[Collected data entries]
■ ■ ■ ■ ■

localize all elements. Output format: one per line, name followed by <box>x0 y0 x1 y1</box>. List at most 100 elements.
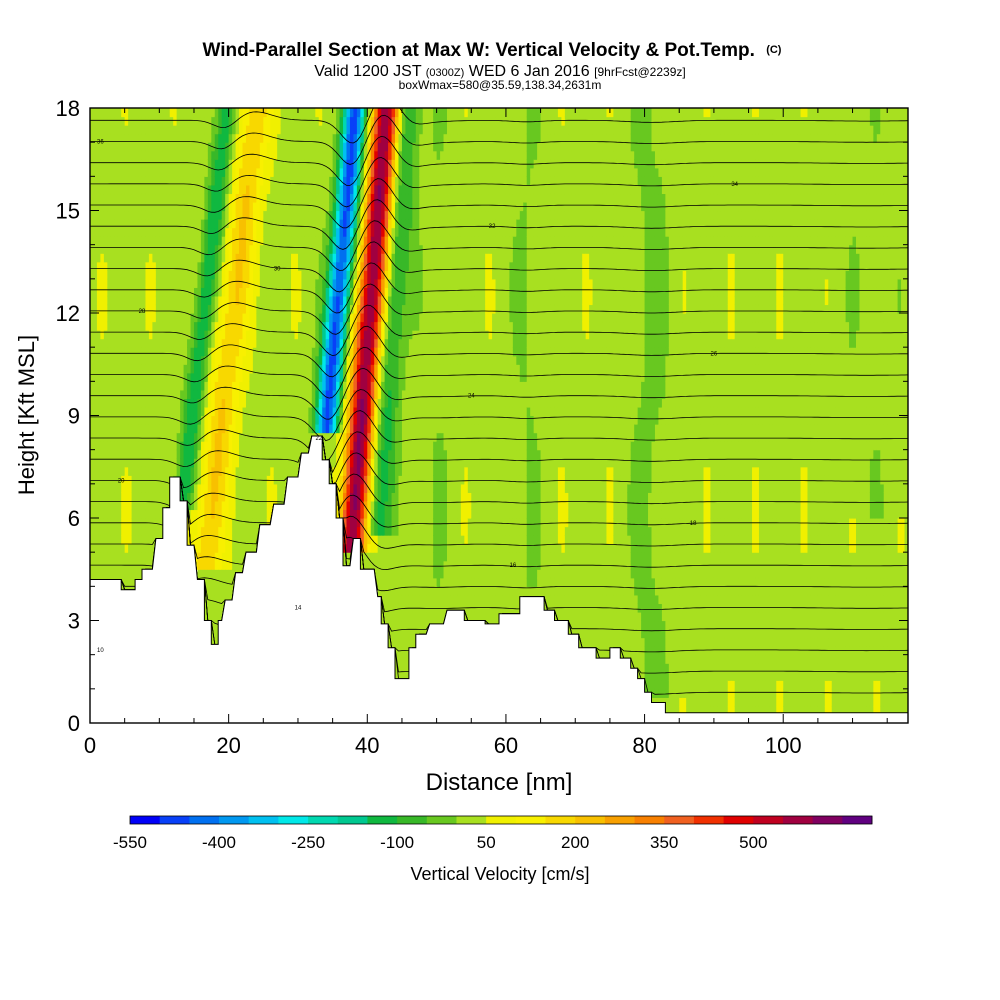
velocity-cell <box>100 475 104 484</box>
velocity-cell <box>270 381 274 390</box>
velocity-cell <box>163 484 167 493</box>
velocity-cell <box>239 270 243 279</box>
velocity-cell <box>135 552 139 561</box>
velocity-cell <box>281 211 285 220</box>
velocity-cell <box>114 287 118 296</box>
velocity-cell <box>246 544 250 553</box>
velocity-cell <box>263 287 267 296</box>
velocity-cell <box>236 527 240 536</box>
velocity-cell <box>249 313 253 322</box>
velocity-cell <box>385 117 389 126</box>
velocity-cell <box>232 492 236 501</box>
velocity-cell <box>170 185 174 194</box>
velocity-cell <box>201 458 205 467</box>
velocity-cell <box>145 211 149 220</box>
velocity-cell <box>229 450 233 459</box>
velocity-cell <box>232 125 236 134</box>
velocity-cell <box>121 390 125 399</box>
velocity-cell <box>239 245 243 254</box>
velocity-cell <box>398 433 402 442</box>
velocity-cell <box>111 450 115 459</box>
velocity-cell <box>329 424 333 433</box>
velocity-cell <box>145 262 149 271</box>
velocity-cell <box>149 304 153 313</box>
velocity-cell <box>229 578 233 587</box>
velocity-cell <box>93 492 97 501</box>
velocity-cell <box>208 356 212 365</box>
velocity-cell <box>222 535 226 544</box>
velocity-cell <box>253 407 257 416</box>
velocity-cell <box>353 527 357 536</box>
velocity-cell <box>107 356 111 365</box>
velocity-cell <box>357 142 361 151</box>
velocity-cell <box>295 313 299 322</box>
velocity-cell <box>118 262 122 271</box>
velocity-cell <box>156 364 160 373</box>
velocity-cell <box>145 339 149 348</box>
velocity-cell <box>284 450 288 459</box>
velocity-cell <box>267 270 271 279</box>
velocity-cell <box>364 416 368 425</box>
velocity-cell <box>398 595 402 604</box>
velocity-cell <box>107 475 111 484</box>
velocity-cell <box>201 373 205 382</box>
velocity-cell <box>97 364 101 373</box>
velocity-cell <box>132 245 136 254</box>
velocity-cell <box>180 364 184 373</box>
velocity-cell <box>374 501 378 510</box>
velocity-cell <box>288 270 292 279</box>
velocity-cell <box>312 390 316 399</box>
velocity-cell <box>315 236 319 245</box>
velocity-cell <box>274 117 278 126</box>
velocity-cell <box>187 117 191 126</box>
velocity-cell <box>125 270 129 279</box>
velocity-cell <box>132 424 136 433</box>
velocity-cell <box>378 467 382 476</box>
velocity-cell <box>135 159 139 168</box>
velocity-cell <box>118 151 122 160</box>
velocity-cell <box>201 364 205 373</box>
velocity-cell <box>267 475 271 484</box>
velocity-cell <box>107 535 111 544</box>
velocity-cell <box>156 475 160 484</box>
velocity-cell <box>298 304 302 313</box>
velocity-cell <box>100 441 104 450</box>
velocity-cell <box>405 407 409 416</box>
velocity-cell <box>298 117 302 126</box>
velocity-cell <box>291 322 295 331</box>
velocity-cell <box>135 193 139 202</box>
velocity-cell <box>416 586 420 595</box>
velocity-cell <box>222 569 226 578</box>
velocity-cell <box>142 509 146 518</box>
velocity-cell <box>367 125 371 134</box>
velocity-cell <box>225 287 229 296</box>
velocity-cell <box>371 253 375 262</box>
velocity-cell <box>156 484 160 493</box>
velocity-cell <box>367 492 371 501</box>
velocity-cell <box>128 407 132 416</box>
velocity-cell <box>239 398 243 407</box>
velocity-cell <box>409 586 413 595</box>
velocity-cell <box>218 151 222 160</box>
velocity-cell <box>139 279 143 288</box>
velocity-cell <box>277 475 281 484</box>
velocity-cell <box>392 339 396 348</box>
velocity-cell <box>194 322 198 331</box>
velocity-cell <box>118 296 122 305</box>
velocity-cell <box>166 279 170 288</box>
velocity-cell <box>145 441 149 450</box>
velocity-cell <box>128 168 132 177</box>
velocity-cell <box>357 433 361 442</box>
velocity-cell <box>270 322 274 331</box>
velocity-cell <box>111 407 115 416</box>
velocity-cell <box>180 322 184 331</box>
velocity-cell <box>412 322 416 331</box>
velocity-cell <box>173 245 177 254</box>
velocity-cell <box>308 296 312 305</box>
velocity-cell <box>267 484 271 493</box>
velocity-cell <box>277 339 281 348</box>
velocity-cell <box>281 151 285 160</box>
velocity-cell <box>395 322 399 331</box>
velocity-cell <box>277 287 281 296</box>
velocity-cell <box>395 467 399 476</box>
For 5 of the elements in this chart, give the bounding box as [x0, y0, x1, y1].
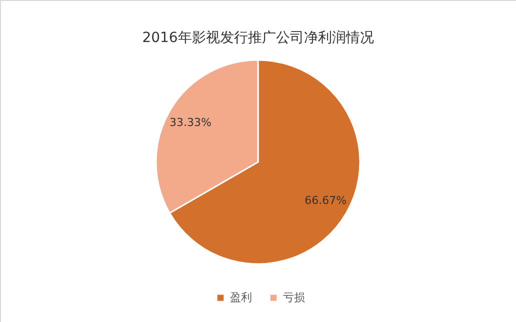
legend-label: 亏损: [283, 290, 305, 304]
legend-label: 盈利: [230, 290, 252, 304]
data-label: 66.67%: [304, 194, 347, 208]
data-label: 33.33%: [169, 116, 212, 129]
chart-title: 2016年影视发行推广公司净利润情况: [142, 30, 374, 46]
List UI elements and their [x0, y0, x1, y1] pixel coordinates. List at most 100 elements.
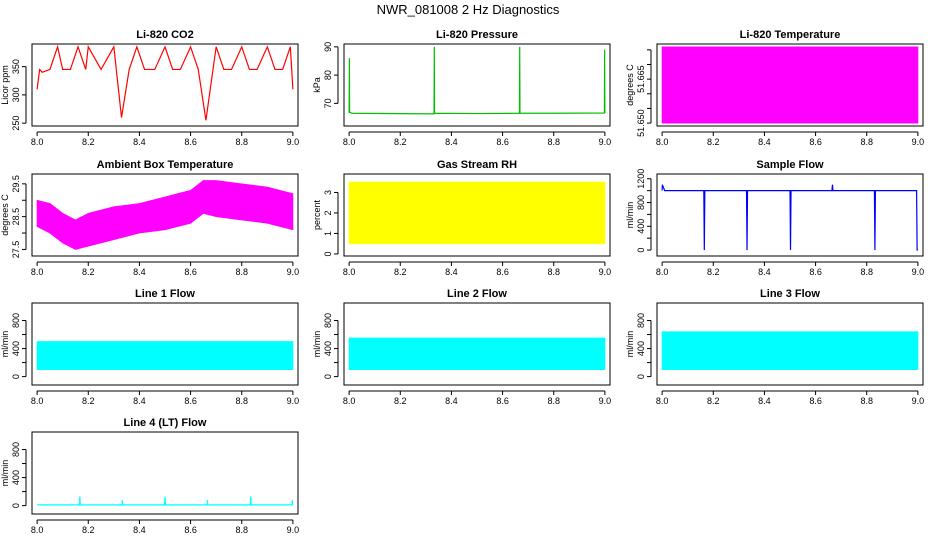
x-tick-label: 8.6: [184, 525, 197, 535]
x-tick-label: 8.2: [707, 137, 720, 147]
x-tick-label: 9.0: [912, 396, 925, 406]
x-tick-label: 8.0: [31, 137, 44, 147]
plot-frame: [31, 302, 299, 386]
x-tick-label: 9.0: [912, 137, 925, 147]
y-axis-label: ml/min: [625, 331, 635, 358]
plot-frame: [31, 43, 299, 127]
x-tick-label: 8.2: [82, 137, 95, 147]
x-tick-label: 8.8: [547, 396, 560, 406]
plot-frame: [656, 173, 924, 257]
chart-title: Line 2 Flow: [447, 288, 507, 300]
x-tick-label: 8.6: [809, 396, 822, 406]
x-tick-label: 8.4: [758, 267, 771, 277]
x-tick-label: 8.4: [133, 267, 146, 277]
y-tick-label: 400: [11, 470, 21, 485]
y-tick-label: 51.665: [636, 65, 646, 93]
x-tick-label: 8.6: [184, 137, 197, 147]
y-tick-label: 400: [636, 341, 646, 356]
x-tick-label: 8.8: [547, 267, 560, 277]
y-axis-label: degrees C: [625, 64, 635, 106]
x-tick-label: 8.2: [394, 396, 407, 406]
x-tick-label: 8.0: [343, 137, 356, 147]
y-tick-label: 51.650: [636, 109, 646, 137]
x-tick-label: 8.0: [656, 137, 669, 147]
x-tick-label: 8.8: [235, 396, 248, 406]
chart-title: Ambient Box Temperature: [97, 159, 234, 171]
x-tick-label: 8.2: [82, 525, 95, 535]
x-tick-label: 8.6: [496, 137, 509, 147]
y-tick-label: 0: [636, 374, 646, 379]
x-tick-label: 8.4: [445, 267, 458, 277]
chart-panel-ambient: Ambient Box Temperature 8.0 8.2 8.4 8.6 8.8 9.…: [0, 159, 299, 277]
plot-frame: [31, 173, 299, 257]
chart-title: Line 4 (LT) Flow: [124, 417, 207, 429]
y-axis-label: Licor ppm: [0, 65, 10, 105]
x-tick-label: 8.0: [343, 267, 356, 277]
plot-frame: [656, 302, 924, 386]
x-tick-label: 9.0: [287, 267, 300, 277]
x-tick-label: 8.6: [809, 267, 822, 277]
chart-title: Li-820 Temperature: [740, 29, 841, 41]
y-tick-label: 80: [323, 70, 333, 80]
x-tick-label: 8.2: [82, 267, 95, 277]
x-tick-label: 8.0: [31, 267, 44, 277]
x-tick-label: 8.6: [809, 137, 822, 147]
y-axis-label: ml/min: [625, 202, 635, 229]
x-tick-label: 8.6: [496, 396, 509, 406]
y-tick-label: 800: [636, 195, 646, 210]
y-tick-label: 0: [11, 503, 21, 508]
y-tick-label: 1200: [636, 169, 646, 189]
x-tick-label: 8.8: [860, 396, 873, 406]
y-tick-label: 1: [323, 231, 333, 236]
x-tick-label: 8.6: [496, 267, 509, 277]
series-line: [348, 46, 606, 115]
x-tick-label: 8.0: [31, 525, 44, 535]
y-tick-label: 29.5: [11, 175, 21, 193]
y-tick-label: 350: [11, 59, 21, 74]
y-axis-label: ml/min: [0, 331, 10, 358]
x-tick-label: 8.4: [758, 137, 771, 147]
chart-panel-line3: Line 3 Flow 8.0 8.2 8.4 8.6 8.8 9.0 0 400 800ml/m…: [625, 288, 924, 406]
y-tick-label: 250: [11, 116, 21, 131]
y-axis-label: kPa: [312, 77, 322, 93]
x-tick-label: 8.0: [343, 396, 356, 406]
x-tick-label: 8.2: [707, 396, 720, 406]
y-tick-label: 800: [323, 313, 333, 328]
chart-panel-line4: Line 4 (LT) Flow 8.0 8.2 8.4 8.6 8.8 9.0 0 400 80…: [0, 417, 299, 535]
y-tick-label: 400: [323, 341, 333, 356]
x-tick-label: 8.4: [133, 137, 146, 147]
y-tick-label: 300: [11, 87, 21, 102]
x-tick-label: 9.0: [599, 137, 612, 147]
chart-panel-pressure: Li-820 Pressure 8.0 8.2 8.4 8.6 8.8 9.0 70 80 90 k…: [312, 29, 611, 147]
chart-title: Gas Stream RH: [437, 159, 517, 171]
chart-title: Li-820 Pressure: [436, 29, 518, 41]
x-tick-label: 8.8: [547, 137, 560, 147]
x-tick-label: 9.0: [287, 137, 300, 147]
x-tick-label: 8.8: [860, 137, 873, 147]
y-tick-label: 90: [323, 42, 333, 52]
x-tick-label: 8.4: [758, 396, 771, 406]
series-band: [348, 337, 606, 370]
x-tick-label: 8.6: [184, 396, 197, 406]
y-tick-label: 800: [11, 313, 21, 328]
y-tick-label: 0: [323, 374, 333, 379]
y-axis-label: degrees C: [0, 194, 10, 236]
y-tick-label: 400: [636, 219, 646, 234]
plot-frame: [343, 43, 611, 127]
chart-panel-temperature: Li-820 Temperature 8.0 8.2 8.4 8.6 8.8 9.0 51.6…: [625, 29, 924, 147]
x-tick-label: 8.2: [394, 267, 407, 277]
y-tick-label: 3: [323, 190, 333, 195]
x-tick-label: 9.0: [599, 267, 612, 277]
figure-suptitle: NWR_081008 2 Hz Diagnostics: [377, 2, 560, 17]
chart-panel-line2: Line 2 Flow 8.0 8.2 8.4 8.6 8.8 9.0 0 400 800ml/m…: [312, 288, 611, 406]
x-tick-label: 8.8: [235, 525, 248, 535]
x-tick-label: 9.0: [599, 396, 612, 406]
x-tick-label: 8.4: [445, 137, 458, 147]
chart-panel-rh: Gas Stream RH 8.0 8.2 8.4 8.6 8.8 9.0 0 1 2 3perce…: [312, 159, 611, 277]
x-tick-label: 8.0: [31, 396, 44, 406]
y-tick-label: 0: [323, 251, 333, 256]
chart-title: Line 3 Flow: [760, 288, 820, 300]
series-band: [36, 341, 294, 370]
y-tick-label: 2: [323, 210, 333, 215]
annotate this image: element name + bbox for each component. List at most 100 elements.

■ ■ ■ ■ ■

**Exercise goal:**
Quote the lines of the entries above, starting at the line containing "x-tick-label: 8.6: [184, 525, 197, 535]" and ending at the line containing "plot-frame: [31, 43, 299, 127]".

**Answer:**
x-tick-label: 8.6: [184, 525, 197, 535]
x-tick-label: 8.2: [707, 137, 720, 147]
x-tick-label: 9.0: [912, 396, 925, 406]
x-tick-label: 8.0: [31, 137, 44, 147]
plot-frame: [31, 302, 299, 386]
x-tick-label: 9.0: [912, 137, 925, 147]
y-axis-label: ml/min: [625, 331, 635, 358]
plot-frame: [31, 43, 299, 127]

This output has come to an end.